# Extracted records:

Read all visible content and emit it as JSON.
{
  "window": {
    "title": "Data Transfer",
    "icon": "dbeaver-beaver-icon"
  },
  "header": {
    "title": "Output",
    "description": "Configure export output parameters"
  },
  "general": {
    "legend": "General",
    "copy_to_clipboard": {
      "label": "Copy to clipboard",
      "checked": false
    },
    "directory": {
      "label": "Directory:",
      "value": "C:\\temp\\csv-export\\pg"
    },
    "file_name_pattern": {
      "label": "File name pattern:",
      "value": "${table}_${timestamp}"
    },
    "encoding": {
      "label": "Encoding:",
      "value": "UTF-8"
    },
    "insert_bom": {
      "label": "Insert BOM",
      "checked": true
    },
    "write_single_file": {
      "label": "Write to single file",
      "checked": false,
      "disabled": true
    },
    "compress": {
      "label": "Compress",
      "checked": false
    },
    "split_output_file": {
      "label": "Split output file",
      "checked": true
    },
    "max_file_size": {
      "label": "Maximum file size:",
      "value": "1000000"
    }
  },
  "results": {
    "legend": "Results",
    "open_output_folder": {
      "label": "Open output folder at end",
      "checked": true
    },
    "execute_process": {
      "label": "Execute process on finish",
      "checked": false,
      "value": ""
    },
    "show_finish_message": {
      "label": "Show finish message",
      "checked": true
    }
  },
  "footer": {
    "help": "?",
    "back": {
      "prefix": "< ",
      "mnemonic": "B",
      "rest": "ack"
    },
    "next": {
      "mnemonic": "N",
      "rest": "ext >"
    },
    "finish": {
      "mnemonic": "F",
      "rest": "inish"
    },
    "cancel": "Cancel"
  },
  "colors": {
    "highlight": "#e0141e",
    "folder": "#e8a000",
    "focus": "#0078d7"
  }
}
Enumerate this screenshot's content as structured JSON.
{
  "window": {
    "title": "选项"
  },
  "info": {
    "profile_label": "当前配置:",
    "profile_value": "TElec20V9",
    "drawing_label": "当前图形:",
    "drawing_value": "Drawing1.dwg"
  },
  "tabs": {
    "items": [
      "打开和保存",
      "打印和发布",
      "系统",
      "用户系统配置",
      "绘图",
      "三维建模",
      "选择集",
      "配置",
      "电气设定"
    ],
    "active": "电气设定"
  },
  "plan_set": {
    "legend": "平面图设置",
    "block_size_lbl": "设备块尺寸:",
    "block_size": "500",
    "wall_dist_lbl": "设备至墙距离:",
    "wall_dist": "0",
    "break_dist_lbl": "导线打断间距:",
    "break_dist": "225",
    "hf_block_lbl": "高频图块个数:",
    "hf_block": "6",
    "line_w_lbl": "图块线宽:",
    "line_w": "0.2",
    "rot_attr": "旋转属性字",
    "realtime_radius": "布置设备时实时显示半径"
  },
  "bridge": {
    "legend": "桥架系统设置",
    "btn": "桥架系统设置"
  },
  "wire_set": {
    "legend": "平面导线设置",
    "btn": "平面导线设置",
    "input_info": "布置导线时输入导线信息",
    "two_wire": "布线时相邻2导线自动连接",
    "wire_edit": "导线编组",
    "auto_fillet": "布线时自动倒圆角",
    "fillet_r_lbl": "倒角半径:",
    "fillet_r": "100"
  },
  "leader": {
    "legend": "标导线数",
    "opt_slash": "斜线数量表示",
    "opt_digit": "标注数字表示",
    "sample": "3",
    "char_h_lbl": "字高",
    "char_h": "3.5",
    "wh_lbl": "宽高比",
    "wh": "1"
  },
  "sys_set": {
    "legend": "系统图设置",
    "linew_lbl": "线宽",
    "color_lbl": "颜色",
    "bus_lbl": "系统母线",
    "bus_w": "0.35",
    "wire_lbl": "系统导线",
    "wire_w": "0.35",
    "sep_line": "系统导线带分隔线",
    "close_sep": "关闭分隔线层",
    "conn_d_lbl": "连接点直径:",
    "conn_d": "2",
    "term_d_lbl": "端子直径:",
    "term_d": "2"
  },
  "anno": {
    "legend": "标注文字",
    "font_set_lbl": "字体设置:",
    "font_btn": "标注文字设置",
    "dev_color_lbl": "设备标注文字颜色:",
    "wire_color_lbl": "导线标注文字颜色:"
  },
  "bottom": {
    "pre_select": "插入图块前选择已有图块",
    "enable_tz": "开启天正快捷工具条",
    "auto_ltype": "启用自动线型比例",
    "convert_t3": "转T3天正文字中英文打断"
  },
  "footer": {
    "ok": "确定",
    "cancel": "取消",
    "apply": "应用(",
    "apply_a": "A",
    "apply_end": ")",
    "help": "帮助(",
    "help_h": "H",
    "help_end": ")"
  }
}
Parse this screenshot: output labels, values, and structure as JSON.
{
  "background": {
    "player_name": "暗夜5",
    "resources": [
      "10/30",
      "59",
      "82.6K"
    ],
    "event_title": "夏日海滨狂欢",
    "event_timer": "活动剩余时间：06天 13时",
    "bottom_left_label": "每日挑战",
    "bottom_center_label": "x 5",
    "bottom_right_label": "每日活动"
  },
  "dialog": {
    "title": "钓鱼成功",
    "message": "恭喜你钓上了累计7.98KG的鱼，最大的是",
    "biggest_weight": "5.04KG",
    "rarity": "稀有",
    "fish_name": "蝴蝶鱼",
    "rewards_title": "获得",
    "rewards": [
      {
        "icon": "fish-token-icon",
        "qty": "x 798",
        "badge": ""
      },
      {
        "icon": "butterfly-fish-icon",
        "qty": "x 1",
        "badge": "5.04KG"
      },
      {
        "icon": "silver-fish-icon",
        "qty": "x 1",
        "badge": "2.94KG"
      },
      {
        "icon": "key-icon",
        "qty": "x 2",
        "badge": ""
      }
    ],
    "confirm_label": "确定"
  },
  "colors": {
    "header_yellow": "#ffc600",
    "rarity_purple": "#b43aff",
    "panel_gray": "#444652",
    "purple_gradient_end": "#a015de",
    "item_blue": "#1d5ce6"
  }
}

# Aim:
Using the entries above, please restate each one word for word.

# Finished answer:
Read all visible content and emit it as JSON.
{
  "window": {
    "title": "Data Transfer",
    "icon": "dbeaver-beaver-icon"
  },
  "header": {
    "title": "Output",
    "description": "Configure export output parameters"
  },
  "general": {
    "legend": "General",
    "copy_to_clipboard": {
      "label": "Copy to clipboard",
      "checked": false
    },
    "directory": {
      "label": "Directory:",
      "value": "C:\\temp\\csv-export\\pg"
    },
    "file_name_pattern": {
      "label": "File name pattern:",
      "value": "${table}_${timestamp}"
    },
    "encoding": {
      "label": "Encoding:",
      "value": "UTF-8"
    },
    "insert_bom": {
      "label": "Insert BOM",
      "checked": true
    },
    "write_single_file": {
      "label": "Write to single file",
      "checked": false,
      "disabled": true
    },
    "compress": {
      "label": "Compress",
      "checked": false
    },
    "split_output_file": {
      "label": "Split output file",
      "checked": true
    },
    "max_file_size": {
      "label": "Maximum file size:",
      "value": "1000000"
    }
  },
  "results": {
    "legend": "Results",
    "open_output_folder": {
      "label": "Open output folder at end",
      "checked": true
    },
    "execute_process": {
      "label": "Execute process on finish",
      "checked": false,
      "value": ""
    },
    "show_finish_message": {
      "label": "Show finish message",
      "checked": true
    }
  },
  "footer": {
    "help": "?",
    "back": {
      "prefix": "< ",
      "mnemonic": "B",
      "rest": "ack"
    },
    "next": {
      "mnemonic": "N",
      "rest": "ext >"
    },
    "finish": {
      "mnemonic": "F",
      "rest": "inish"
    },
    "cancel": "Cancel"
  },
  "colors": {
    "highlight": "#e0141e",
    "folder": "#e8a000",
    "focus": "#0078d7"
  }
}
Enumerate this screenshot's content as structured JSON.
{
  "window": {
    "title": "选项"
  },
  "info": {
    "profile_label": "当前配置:",
    "profile_value": "TElec20V9",
    "drawing_label": "当前图形:",
    "drawing_value": "Drawing1.dwg"
  },
  "tabs": {
    "items": [
      "打开和保存",
      "打印和发布",
      "系统",
      "用户系统配置",
      "绘图",
      "三维建模",
      "选择集",
      "配置",
      "电气设定"
    ],
    "active": "电气设定"
  },
  "plan_set": {
    "legend": "平面图设置",
    "block_size_lbl": "设备块尺寸:",
    "block_size": "500",
    "wall_dist_lbl": "设备至墙距离:",
    "wall_dist": "0",
    "break_dist_lbl": "导线打断间距:",
    "break_dist": "225",
    "hf_block_lbl": "高频图块个数:",
    "hf_block": "6",
    "line_w_lbl": "图块线宽:",
    "line_w": "0.2",
    "rot_attr": "旋转属性字",
    "realtime_radius": "布置设备时实时显示半径"
  },
  "bridge": {
    "legend": "桥架系统设置",
    "btn": "桥架系统设置"
  },
  "wire_set": {
    "legend": "平面导线设置",
    "btn": "平面导线设置",
    "input_info": "布置导线时输入导线信息",
    "two_wire": "布线时相邻2导线自动连接",
    "wire_edit": "导线编组",
    "auto_fillet": "布线时自动倒圆角",
    "fillet_r_lbl": "倒角半径:",
    "fillet_r": "100"
  },
  "leader": {
    "legend": "标导线数",
    "opt_slash": "斜线数量表示",
    "opt_digit": "标注数字表示",
    "sample": "3",
    "char_h_lbl": "字高",
    "char_h": "3.5",
    "wh_lbl": "宽高比",
    "wh": "1"
  },
  "sys_set": {
    "legend": "系统图设置",
    "linew_lbl": "线宽",
    "color_lbl": "颜色",
    "bus_lbl": "系统母线",
    "bus_w": "0.35",
    "wire_lbl": "系统导线",
    "wire_w": "0.35",
    "sep_line": "系统导线带分隔线",
    "close_sep": "关闭分隔线层",
    "conn_d_lbl": "连接点直径:",
    "conn_d": "2",
    "term_d_lbl": "端子直径:",
    "term_d": "2"
  },
  "anno": {
    "legend": "标注文字",
    "font_set_lbl": "字体设置:",
    "font_btn": "标注文字设置",
    "dev_color_lbl": "设备标注文字颜色:",
    "wire_color_lbl": "导线标注文字颜色:"
  },
  "bottom": {
    "pre_select": "插入图块前选择已有图块",
    "enable_tz": "开启天正快捷工具条",
    "auto_ltype": "启用自动线型比例",
    "convert_t3": "转T3天正文字中英文打断"
  },
  "footer": {
    "ok": "确定",
    "cancel": "取消",
    "apply": "应用(",
    "apply_a": "A",
    "apply_end": ")",
    "help": "帮助(",
    "help_h": "H",
    "help_end": ")"
  }
}
Parse this screenshot: output labels, values, and structure as JSON.
{
  "background": {
    "player_name": "暗夜5",
    "resources": [
      "10/30",
      "59",
      "82.6K"
    ],
    "event_title": "夏日海滨狂欢",
    "event_timer": "活动剩余时间：06天 13时",
    "bottom_left_label": "每日挑战",
    "bottom_center_label": "x 5",
    "bottom_right_label": "每日活动"
  },
  "dialog": {
    "title": "钓鱼成功",
    "message": "恭喜你钓上了累计7.98KG的鱼，最大的是",
    "biggest_weight": "5.04KG",
    "rarity": "稀有",
    "fish_name": "蝴蝶鱼",
    "rewards_title": "获得",
    "rewards": [
      {
        "icon": "fish-token-icon",
        "qty": "x 798",
        "badge": ""
      },
      {
        "icon": "butterfly-fish-icon",
        "qty": "x 1",
        "badge": "5.04KG"
      },
      {
        "icon": "silver-fish-icon",
        "qty": "x 1",
        "badge": "2.94KG"
      },
      {
        "icon": "key-icon",
        "qty": "x 2",
        "badge": ""
      }
    ],
    "confirm_label": "确定"
  },
  "colors": {
    "header_yellow": "#ffc600",
    "rarity_purple": "#b43aff",
    "panel_gray": "#444652",
    "purple_gradient_end": "#a015de",
    "item_blue": "#1d5ce6"
  }
}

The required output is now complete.